• **Required work**: Retype each entry below, keeping every character the same.

################

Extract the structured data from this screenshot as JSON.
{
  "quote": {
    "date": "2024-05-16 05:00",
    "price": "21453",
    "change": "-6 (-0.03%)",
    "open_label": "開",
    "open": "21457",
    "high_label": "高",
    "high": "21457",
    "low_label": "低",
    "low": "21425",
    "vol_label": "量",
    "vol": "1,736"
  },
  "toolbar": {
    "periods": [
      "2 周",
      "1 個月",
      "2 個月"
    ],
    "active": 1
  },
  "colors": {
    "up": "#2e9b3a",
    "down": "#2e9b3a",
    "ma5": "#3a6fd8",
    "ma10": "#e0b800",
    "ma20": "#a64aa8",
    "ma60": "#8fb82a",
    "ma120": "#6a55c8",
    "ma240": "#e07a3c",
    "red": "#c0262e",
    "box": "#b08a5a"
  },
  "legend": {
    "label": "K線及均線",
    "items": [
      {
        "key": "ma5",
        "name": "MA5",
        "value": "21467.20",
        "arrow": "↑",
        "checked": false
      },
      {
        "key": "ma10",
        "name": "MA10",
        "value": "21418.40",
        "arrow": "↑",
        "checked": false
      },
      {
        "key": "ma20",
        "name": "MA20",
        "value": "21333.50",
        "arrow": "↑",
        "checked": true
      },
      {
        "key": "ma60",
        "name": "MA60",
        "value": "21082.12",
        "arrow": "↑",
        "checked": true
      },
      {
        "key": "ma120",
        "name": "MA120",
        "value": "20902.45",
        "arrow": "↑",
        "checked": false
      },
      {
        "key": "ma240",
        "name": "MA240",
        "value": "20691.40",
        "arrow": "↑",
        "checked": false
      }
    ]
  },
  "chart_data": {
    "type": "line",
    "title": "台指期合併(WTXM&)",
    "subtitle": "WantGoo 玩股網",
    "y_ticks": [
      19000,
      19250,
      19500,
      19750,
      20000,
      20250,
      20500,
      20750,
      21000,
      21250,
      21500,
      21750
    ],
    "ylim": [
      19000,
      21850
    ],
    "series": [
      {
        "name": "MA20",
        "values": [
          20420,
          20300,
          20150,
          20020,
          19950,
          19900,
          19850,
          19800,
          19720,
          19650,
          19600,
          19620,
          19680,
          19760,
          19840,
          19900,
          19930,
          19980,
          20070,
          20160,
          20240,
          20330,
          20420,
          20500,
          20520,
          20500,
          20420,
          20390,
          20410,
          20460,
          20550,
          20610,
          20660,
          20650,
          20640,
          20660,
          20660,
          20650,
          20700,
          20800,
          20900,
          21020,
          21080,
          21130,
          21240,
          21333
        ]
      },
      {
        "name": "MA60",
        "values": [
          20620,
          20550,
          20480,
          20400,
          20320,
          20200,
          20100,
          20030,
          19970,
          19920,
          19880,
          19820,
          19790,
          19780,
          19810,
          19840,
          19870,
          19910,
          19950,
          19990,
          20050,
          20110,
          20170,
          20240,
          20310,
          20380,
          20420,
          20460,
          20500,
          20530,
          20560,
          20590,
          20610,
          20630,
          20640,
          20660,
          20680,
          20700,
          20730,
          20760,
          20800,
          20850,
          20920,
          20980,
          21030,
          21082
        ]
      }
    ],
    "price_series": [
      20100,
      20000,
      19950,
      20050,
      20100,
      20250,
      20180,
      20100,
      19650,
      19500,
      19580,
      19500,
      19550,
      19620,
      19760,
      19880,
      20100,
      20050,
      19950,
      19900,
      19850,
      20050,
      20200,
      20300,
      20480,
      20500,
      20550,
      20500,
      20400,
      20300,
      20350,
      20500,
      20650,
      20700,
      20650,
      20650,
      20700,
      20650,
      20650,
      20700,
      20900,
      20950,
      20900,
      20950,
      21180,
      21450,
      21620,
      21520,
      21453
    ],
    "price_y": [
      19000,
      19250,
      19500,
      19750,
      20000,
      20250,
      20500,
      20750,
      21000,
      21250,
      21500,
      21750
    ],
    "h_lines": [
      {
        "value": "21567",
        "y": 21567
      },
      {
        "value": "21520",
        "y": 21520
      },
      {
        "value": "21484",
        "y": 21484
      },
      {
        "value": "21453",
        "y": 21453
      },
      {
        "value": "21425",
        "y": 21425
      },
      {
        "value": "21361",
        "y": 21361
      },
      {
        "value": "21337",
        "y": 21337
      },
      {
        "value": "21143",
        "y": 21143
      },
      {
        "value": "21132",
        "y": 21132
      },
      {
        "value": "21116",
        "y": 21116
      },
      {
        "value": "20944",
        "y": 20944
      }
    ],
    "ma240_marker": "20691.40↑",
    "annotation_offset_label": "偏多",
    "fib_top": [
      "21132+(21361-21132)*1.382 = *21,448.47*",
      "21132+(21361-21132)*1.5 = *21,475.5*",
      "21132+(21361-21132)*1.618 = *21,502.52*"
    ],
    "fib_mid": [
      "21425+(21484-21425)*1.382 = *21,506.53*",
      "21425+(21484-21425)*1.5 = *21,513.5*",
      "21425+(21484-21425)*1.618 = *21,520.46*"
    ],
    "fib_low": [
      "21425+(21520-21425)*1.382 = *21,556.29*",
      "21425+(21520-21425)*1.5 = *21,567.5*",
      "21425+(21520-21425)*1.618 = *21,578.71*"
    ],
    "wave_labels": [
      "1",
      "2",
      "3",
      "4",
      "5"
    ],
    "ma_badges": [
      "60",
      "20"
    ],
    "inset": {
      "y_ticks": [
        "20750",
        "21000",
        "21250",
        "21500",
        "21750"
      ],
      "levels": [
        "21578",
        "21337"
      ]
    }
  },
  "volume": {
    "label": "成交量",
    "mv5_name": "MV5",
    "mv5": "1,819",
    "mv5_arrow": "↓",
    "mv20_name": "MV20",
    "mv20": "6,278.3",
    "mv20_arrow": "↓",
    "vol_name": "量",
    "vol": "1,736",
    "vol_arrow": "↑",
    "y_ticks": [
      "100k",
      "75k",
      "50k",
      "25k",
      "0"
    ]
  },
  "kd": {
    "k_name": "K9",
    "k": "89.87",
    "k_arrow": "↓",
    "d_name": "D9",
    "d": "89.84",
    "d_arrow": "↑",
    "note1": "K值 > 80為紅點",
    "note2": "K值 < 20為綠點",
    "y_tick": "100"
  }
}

################

• **Written solution**:
Extract the structured data from this screenshot as JSON.
{
  "quote": {
    "date": "2024-05-16 05:00",
    "price": "21453",
    "change": "-6 (-0.03%)",
    "open_label": "開",
    "open": "21457",
    "high_label": "高",
    "high": "21457",
    "low_label": "低",
    "low": "21425",
    "vol_label": "量",
    "vol": "1,736"
  },
  "toolbar": {
    "periods": [
      "2 周",
      "1 個月",
      "2 個月"
    ],
    "active": 1
  },
  "colors": {
    "up": "#2e9b3a",
    "down": "#2e9b3a",
    "ma5": "#3a6fd8",
    "ma10": "#e0b800",
    "ma20": "#a64aa8",
    "ma60": "#8fb82a",
    "ma120": "#6a55c8",
    "ma240": "#e07a3c",
    "red": "#c0262e",
    "box": "#b08a5a"
  },
  "legend": {
    "label": "K線及均線",
    "items": [
      {
        "key": "ma5",
        "name": "MA5",
        "value": "21467.20",
        "arrow": "↑",
        "checked": false
      },
      {
        "key": "ma10",
        "name": "MA10",
        "value": "21418.40",
        "arrow": "↑",
        "checked": false
      },
      {
        "key": "ma20",
        "name": "MA20",
        "value": "21333.50",
        "arrow": "↑",
        "checked": true
      },
      {
        "key": "ma60",
        "name": "MA60",
        "value": "21082.12",
        "arrow": "↑",
        "checked": true
      },
      {
        "key": "ma120",
        "name": "MA120",
        "value": "20902.45",
        "arrow": "↑",
        "checked": false
      },
      {
        "key": "ma240",
        "name": "MA240",
        "value": "20691.40",
        "arrow": "↑",
        "checked": false
      }
    ]
  },
  "chart_data": {
    "type": "line",
    "title": "台指期合併(WTXM&)",
    "subtitle": "WantGoo 玩股網",
    "y_ticks": [
      19000,
      19250,
      19500,
      19750,
      20000,
      20250,
      20500,
      20750,
      21000,
      21250,
      21500,
      21750
    ],
    "ylim": [
      19000,
      21850
    ],
    "series": [
      {
        "name": "MA20",
        "values": [
          20420,
          20300,
          20150,
          20020,
          19950,
          19900,
          19850,
          19800,
          19720,
          19650,
          19600,
          19620,
          19680,
          19760,
          19840,
          19900,
          19930,
          19980,
          20070,
          20160,
          20240,
          20330,
          20420,
          20500,
          20520,
          20500,
          20420,
          20390,
          20410,
          20460,
          20550,
          20610,
          20660,
          20650,
          20640,
          20660,
          20660,
          20650,
          20700,
          20800,
          20900,
          21020,
          21080,
          21130,
          21240,
          21333
        ]
      },
      {
        "name": "MA60",
        "values": [
          20620,
          20550,
          20480,
          20400,
          20320,
          20200,
          20100,
          20030,
          19970,
          19920,
          19880,
          19820,
          19790,
          19780,
          19810,
          19840,
          19870,
          19910,
          19950,
          19990,
          20050,
          20110,
          20170,
          20240,
          20310,
          20380,
          20420,
          20460,
          20500,
          20530,
          20560,
          20590,
          20610,
          20630,
          20640,
          20660,
          20680,
          20700,
          20730,
          20760,
          20800,
          20850,
          20920,
          20980,
          21030,
          21082
        ]
      }
    ],
    "price_series": [
      20100,
      20000,
      19950,
      20050,
      20100,
      20250,
      20180,
      20100,
      19650,
      19500,
      19580,
      19500,
      19550,
      19620,
      19760,
      19880,
      20100,
      20050,
      19950,
      19900,
      19850,
      20050,
      20200,
      20300,
      20480,
      20500,
      20550,
      20500,
      20400,
      20300,
      20350,
      20500,
      20650,
      20700,
      20650,
      20650,
      20700,
      20650,
      20650,
      20700,
      20900,
      20950,
      20900,
      20950,
      21180,
      21450,
      21620,
      21520,
      21453
    ],
    "price_y": [
      19000,
      19250,
      19500,
      19750,
      20000,
      20250,
      20500,
      20750,
      21000,
      21250,
      21500,
      21750
    ],
    "h_lines": [
      {
        "value": "21567",
        "y": 21567
      },
      {
        "value": "21520",
        "y": 21520
      },
      {
        "value": "21484",
        "y": 21484
      },
      {
        "value": "21453",
        "y": 21453
      },
      {
        "value": "21425",
        "y": 21425
      },
      {
        "value": "21361",
        "y": 21361
      },
      {
        "value": "21337",
        "y": 21337
      },
      {
        "value": "21143",
        "y": 21143
      },
      {
        "value": "21132",
        "y": 21132
      },
      {
        "value": "21116",
        "y": 21116
      },
      {
        "value": "20944",
        "y": 20944
      }
    ],
    "ma240_marker": "20691.40↑",
    "annotation_offset_label": "偏多",
    "fib_top": [
      "21132+(21361-21132)*1.382 = *21,448.47*",
      "21132+(21361-21132)*1.5 = *21,475.5*",
      "21132+(21361-21132)*1.618 = *21,502.52*"
    ],
    "fib_mid": [
      "21425+(21484-21425)*1.382 = *21,506.53*",
      "21425+(21484-21425)*1.5 = *21,513.5*",
      "21425+(21484-21425)*1.618 = *21,520.46*"
    ],
    "fib_low": [
      "21425+(21520-21425)*1.382 = *21,556.29*",
      "21425+(21520-21425)*1.5 = *21,567.5*",
      "21425+(21520-21425)*1.618 = *21,578.71*"
    ],
    "wave_labels": [
      "1",
      "2",
      "3",
      "4",
      "5"
    ],
    "ma_badges": [
      "60",
      "20"
    ],
    "inset": {
      "y_ticks": [
        "20750",
        "21000",
        "21250",
        "21500",
        "21750"
      ],
      "levels": [
        "21578",
        "21337"
      ]
    }
  },
  "volume": {
    "label": "成交量",
    "mv5_name": "MV5",
    "mv5": "1,819",
    "mv5_arrow": "↓",
    "mv20_name": "MV20",
    "mv20": "6,278.3",
    "mv20_arrow": "↓",
    "vol_name": "量",
    "vol": "1,736",
    "vol_arrow": "↑",
    "y_ticks": [
      "100k",
      "75k",
      "50k",
      "25k",
      "0"
    ]
  },
  "kd": {
    "k_name": "K9",
    "k": "89.87",
    "k_arrow": "↓",
    "d_name": "D9",
    "d": "89.84",
    "d_arrow": "↑",
    "note1": "K值 > 80為紅點",
    "note2": "K值 < 20為綠點",
    "y_tick": "100"
  }
}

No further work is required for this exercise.